▶ **Data items**:
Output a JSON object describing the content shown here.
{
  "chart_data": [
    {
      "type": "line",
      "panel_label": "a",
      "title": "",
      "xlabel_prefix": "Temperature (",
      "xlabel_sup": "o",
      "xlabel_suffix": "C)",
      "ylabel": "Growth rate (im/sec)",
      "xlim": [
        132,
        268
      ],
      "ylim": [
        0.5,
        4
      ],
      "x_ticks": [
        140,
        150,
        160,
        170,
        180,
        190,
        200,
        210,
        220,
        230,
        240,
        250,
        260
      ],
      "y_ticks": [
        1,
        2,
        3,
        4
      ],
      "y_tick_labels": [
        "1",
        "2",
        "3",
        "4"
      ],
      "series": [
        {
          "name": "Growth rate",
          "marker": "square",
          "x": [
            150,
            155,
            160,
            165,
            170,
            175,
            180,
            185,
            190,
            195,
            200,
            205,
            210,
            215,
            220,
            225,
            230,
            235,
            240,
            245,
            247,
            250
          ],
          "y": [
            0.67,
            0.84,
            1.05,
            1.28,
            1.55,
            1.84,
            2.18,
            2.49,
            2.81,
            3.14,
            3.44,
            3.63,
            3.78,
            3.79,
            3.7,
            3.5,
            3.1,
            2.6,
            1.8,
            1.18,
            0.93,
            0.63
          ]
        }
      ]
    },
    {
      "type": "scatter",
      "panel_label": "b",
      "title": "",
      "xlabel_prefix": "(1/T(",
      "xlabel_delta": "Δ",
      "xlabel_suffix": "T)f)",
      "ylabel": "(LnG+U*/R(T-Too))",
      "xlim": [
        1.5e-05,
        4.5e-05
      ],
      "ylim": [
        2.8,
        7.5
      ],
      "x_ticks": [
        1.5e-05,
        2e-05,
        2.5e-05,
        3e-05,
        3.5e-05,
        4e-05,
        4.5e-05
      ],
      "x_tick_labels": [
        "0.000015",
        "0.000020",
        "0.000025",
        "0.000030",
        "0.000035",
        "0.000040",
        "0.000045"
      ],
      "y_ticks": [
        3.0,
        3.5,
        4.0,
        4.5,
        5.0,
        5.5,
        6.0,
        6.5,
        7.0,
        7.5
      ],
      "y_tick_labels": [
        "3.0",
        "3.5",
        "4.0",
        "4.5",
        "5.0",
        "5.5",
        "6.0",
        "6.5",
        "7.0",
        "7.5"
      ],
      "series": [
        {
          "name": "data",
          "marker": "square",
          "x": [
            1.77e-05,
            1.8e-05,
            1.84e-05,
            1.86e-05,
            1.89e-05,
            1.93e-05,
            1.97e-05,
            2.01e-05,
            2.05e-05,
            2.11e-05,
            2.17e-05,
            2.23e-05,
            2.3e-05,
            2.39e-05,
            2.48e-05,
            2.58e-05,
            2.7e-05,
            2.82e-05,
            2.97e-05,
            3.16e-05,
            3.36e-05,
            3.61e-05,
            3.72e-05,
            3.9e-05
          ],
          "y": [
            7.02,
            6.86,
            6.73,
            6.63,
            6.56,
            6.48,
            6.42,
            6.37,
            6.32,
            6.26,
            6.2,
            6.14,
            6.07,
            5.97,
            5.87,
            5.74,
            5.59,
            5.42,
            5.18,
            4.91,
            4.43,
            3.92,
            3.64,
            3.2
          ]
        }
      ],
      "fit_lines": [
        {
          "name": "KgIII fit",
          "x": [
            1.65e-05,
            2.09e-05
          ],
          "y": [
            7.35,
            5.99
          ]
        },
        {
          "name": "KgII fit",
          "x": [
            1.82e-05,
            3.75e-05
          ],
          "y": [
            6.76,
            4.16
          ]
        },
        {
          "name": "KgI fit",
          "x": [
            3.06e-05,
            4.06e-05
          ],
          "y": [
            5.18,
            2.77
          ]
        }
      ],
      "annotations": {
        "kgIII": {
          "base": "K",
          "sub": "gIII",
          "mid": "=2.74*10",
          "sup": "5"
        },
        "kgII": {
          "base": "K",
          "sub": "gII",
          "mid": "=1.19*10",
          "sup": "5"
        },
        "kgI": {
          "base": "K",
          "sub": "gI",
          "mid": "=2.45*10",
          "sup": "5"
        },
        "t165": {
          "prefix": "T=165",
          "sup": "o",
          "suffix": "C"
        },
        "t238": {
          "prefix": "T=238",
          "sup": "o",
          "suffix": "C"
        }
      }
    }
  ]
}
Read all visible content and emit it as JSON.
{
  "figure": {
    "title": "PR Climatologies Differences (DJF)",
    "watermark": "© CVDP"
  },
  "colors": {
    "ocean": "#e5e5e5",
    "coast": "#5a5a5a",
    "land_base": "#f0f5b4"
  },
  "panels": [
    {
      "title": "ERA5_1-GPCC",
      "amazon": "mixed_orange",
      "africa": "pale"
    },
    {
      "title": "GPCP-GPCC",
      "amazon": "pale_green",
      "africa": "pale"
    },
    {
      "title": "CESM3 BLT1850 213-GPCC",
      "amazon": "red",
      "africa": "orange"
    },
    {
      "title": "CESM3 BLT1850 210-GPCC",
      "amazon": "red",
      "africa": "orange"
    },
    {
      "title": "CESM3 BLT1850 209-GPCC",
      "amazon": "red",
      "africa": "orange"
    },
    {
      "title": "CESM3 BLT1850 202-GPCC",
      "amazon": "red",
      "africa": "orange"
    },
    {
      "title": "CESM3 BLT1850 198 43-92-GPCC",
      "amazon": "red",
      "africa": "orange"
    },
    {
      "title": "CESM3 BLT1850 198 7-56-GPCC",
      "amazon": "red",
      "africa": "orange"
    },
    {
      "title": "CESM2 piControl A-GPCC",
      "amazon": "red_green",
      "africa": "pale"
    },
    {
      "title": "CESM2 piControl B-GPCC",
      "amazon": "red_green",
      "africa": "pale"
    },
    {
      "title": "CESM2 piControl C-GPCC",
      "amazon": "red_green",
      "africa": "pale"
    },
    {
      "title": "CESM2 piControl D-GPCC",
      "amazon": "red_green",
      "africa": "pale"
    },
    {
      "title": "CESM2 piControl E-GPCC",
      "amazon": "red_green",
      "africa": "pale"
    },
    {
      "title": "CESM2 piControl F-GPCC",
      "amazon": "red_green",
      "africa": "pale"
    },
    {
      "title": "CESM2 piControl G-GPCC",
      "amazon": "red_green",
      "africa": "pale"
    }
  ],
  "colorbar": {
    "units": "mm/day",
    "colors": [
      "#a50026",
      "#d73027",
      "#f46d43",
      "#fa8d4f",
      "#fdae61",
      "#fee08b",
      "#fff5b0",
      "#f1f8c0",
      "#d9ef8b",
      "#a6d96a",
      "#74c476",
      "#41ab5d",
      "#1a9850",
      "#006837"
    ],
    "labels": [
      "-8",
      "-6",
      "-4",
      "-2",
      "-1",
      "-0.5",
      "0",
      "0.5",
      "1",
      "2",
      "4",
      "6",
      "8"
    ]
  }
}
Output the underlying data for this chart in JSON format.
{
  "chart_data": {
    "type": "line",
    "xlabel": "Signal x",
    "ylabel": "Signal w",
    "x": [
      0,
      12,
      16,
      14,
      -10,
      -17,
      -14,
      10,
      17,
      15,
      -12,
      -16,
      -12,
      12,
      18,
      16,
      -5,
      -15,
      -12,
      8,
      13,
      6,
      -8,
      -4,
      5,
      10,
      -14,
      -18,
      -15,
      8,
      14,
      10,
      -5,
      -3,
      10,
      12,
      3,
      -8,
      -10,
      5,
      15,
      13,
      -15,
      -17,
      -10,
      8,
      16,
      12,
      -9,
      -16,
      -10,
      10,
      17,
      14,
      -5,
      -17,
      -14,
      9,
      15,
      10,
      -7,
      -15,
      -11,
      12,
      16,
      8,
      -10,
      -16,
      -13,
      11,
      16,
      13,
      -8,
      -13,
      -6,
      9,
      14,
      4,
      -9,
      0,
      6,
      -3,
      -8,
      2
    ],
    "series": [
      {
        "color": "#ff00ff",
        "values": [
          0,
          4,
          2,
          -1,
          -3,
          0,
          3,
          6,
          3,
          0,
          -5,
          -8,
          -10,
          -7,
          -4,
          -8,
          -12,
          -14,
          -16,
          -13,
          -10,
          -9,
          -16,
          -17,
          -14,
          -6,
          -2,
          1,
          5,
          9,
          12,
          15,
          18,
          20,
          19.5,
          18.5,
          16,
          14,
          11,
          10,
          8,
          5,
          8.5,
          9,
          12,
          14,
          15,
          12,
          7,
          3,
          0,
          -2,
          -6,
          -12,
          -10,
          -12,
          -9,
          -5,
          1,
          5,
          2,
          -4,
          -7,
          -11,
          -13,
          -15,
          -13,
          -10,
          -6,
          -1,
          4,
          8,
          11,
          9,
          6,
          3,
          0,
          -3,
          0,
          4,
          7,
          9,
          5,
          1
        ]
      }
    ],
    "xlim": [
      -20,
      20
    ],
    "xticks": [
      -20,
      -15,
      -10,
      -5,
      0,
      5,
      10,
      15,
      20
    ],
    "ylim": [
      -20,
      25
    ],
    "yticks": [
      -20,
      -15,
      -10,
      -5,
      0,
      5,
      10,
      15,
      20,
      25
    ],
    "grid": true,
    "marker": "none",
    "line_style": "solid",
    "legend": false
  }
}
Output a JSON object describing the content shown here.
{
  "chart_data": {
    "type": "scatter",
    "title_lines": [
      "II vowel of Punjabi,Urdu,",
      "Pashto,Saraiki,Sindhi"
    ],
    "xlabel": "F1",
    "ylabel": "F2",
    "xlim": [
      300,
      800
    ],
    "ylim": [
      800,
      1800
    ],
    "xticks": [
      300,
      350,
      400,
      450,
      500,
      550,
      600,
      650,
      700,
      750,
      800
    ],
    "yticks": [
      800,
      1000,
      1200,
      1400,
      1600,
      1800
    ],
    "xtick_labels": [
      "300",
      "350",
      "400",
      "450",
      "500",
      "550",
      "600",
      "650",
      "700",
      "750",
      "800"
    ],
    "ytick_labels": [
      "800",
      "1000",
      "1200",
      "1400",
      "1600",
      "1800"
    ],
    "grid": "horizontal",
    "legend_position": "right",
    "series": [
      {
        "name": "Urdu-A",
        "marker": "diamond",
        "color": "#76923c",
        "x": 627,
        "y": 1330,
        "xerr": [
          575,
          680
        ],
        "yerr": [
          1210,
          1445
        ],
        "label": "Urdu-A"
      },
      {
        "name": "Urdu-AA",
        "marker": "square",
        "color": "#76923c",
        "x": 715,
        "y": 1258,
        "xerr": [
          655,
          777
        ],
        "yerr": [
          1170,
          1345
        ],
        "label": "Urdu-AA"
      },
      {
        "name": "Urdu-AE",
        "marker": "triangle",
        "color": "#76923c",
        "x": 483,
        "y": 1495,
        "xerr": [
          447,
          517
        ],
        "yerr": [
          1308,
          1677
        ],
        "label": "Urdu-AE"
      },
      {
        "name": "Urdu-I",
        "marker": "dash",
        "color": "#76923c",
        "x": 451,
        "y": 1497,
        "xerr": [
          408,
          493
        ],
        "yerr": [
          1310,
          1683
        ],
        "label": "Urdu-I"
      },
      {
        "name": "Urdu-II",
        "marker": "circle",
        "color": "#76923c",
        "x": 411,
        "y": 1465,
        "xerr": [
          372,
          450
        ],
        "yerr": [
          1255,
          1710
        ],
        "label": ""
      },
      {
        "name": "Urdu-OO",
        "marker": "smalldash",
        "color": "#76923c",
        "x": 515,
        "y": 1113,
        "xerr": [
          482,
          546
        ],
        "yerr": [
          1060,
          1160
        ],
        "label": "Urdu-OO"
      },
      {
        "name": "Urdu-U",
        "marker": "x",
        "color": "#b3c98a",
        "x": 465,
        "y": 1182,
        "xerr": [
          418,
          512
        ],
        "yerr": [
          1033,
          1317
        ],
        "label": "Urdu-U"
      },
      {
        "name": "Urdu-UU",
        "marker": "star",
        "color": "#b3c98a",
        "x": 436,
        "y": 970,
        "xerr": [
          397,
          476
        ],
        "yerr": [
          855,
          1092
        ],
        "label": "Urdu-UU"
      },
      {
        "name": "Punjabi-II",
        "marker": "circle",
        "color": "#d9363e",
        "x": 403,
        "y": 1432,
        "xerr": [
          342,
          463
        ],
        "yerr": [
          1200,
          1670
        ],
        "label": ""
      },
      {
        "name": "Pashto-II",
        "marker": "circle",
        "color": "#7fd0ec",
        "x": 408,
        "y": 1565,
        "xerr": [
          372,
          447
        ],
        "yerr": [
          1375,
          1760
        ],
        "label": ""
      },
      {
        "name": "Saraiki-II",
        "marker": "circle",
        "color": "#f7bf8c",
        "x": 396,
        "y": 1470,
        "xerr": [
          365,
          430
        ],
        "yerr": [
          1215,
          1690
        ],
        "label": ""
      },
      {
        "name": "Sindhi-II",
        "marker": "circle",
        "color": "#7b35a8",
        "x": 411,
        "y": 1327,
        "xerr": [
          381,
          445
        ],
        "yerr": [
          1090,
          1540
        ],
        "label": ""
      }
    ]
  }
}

▶ **WHAT YOU HAVE TO DO**:
Where a line above contains the word "rate", copy that line.

▶ **ANSWER FOR THE TASK**:
      "ylabel": "Growth rate (im/sec)",
          "name": "Growth rate",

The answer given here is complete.